BEGIN Records for the exercise

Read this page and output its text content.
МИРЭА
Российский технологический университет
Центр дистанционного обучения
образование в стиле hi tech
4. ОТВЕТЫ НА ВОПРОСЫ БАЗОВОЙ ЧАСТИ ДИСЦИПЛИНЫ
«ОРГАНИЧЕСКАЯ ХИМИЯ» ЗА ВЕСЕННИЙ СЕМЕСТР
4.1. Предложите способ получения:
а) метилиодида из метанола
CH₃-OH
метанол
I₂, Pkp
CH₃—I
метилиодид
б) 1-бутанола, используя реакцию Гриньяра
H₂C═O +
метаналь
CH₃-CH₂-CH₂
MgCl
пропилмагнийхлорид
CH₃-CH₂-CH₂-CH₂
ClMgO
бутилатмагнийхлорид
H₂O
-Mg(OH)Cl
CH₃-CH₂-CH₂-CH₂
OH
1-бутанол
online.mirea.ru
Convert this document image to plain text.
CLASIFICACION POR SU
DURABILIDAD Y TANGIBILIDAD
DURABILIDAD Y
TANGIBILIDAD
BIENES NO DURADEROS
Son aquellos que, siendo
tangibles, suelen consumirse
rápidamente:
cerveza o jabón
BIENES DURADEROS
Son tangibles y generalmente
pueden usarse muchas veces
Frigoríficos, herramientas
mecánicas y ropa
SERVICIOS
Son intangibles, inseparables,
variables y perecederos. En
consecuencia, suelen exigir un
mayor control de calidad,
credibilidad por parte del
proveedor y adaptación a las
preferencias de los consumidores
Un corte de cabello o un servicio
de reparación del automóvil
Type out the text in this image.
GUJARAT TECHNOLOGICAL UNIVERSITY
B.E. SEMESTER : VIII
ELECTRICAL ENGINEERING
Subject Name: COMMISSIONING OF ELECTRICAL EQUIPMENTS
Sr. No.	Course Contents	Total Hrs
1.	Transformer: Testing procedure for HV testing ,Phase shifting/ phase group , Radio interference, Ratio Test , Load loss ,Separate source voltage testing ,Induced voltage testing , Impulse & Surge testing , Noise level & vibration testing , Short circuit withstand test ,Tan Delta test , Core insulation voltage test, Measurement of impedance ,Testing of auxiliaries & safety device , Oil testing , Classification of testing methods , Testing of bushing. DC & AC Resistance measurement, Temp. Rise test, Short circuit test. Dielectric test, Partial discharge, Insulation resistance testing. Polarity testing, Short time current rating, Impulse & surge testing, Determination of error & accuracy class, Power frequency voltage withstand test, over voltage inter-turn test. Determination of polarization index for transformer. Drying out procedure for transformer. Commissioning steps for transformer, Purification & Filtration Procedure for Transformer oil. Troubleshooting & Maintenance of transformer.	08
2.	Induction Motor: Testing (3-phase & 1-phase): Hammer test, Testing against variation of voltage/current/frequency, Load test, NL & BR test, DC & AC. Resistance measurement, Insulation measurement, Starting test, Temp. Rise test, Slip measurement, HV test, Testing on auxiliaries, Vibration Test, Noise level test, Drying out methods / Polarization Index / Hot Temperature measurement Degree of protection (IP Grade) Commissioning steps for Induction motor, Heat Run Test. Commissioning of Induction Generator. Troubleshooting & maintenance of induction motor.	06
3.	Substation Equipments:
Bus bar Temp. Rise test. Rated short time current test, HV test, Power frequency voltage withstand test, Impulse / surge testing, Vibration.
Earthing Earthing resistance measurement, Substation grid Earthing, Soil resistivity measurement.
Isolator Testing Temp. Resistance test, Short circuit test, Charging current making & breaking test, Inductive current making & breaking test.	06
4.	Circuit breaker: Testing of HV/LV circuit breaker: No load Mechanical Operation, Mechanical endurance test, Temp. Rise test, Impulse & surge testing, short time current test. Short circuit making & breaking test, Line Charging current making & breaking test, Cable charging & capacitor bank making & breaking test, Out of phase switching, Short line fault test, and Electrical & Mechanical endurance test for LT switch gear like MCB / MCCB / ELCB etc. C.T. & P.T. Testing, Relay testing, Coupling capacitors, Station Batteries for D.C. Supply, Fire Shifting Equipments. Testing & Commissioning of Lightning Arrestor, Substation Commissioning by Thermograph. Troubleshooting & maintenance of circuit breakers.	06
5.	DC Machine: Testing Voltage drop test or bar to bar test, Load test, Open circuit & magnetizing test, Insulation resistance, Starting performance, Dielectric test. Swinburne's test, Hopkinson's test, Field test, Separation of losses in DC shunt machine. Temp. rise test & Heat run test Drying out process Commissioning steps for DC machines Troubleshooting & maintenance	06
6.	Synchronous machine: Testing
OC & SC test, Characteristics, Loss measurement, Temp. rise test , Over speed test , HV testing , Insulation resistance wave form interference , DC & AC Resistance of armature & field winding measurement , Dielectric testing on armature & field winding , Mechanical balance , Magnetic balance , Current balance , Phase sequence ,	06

END Records for the exercise

* **Challenge**
Show every line of the records above that contains the word "Charging".

* **Correct output**
Isolator Testing Temp. Resistance test, Short circuit test, Charging current making & breaking test, Inductive current making & breaking test.	06
4.	Circuit breaker: Testing of HV/LV circuit breaker: No load Mechanical Operation, Mechanical endurance test, Temp. Rise test, Impulse & surge testing, short time current test. Short circuit making & breaking test, Line Charging current making & breaking test, Cable charging & capacitor bank making & breaking test, Out of phase switching, Short line fault test, and Electrical & Mechanical endurance test for LT switch gear like MCB / MCCB / ELCB etc. C.T. & P.T. Testing, Relay testing, Coupling capacitors, Station Batteries for D.C. Supply, Fire Shifting Equipments. Testing & Commissioning of Lightning Arrestor, Substation Commissioning by Thermograph. Troubleshooting & maintenance of circuit breakers.	06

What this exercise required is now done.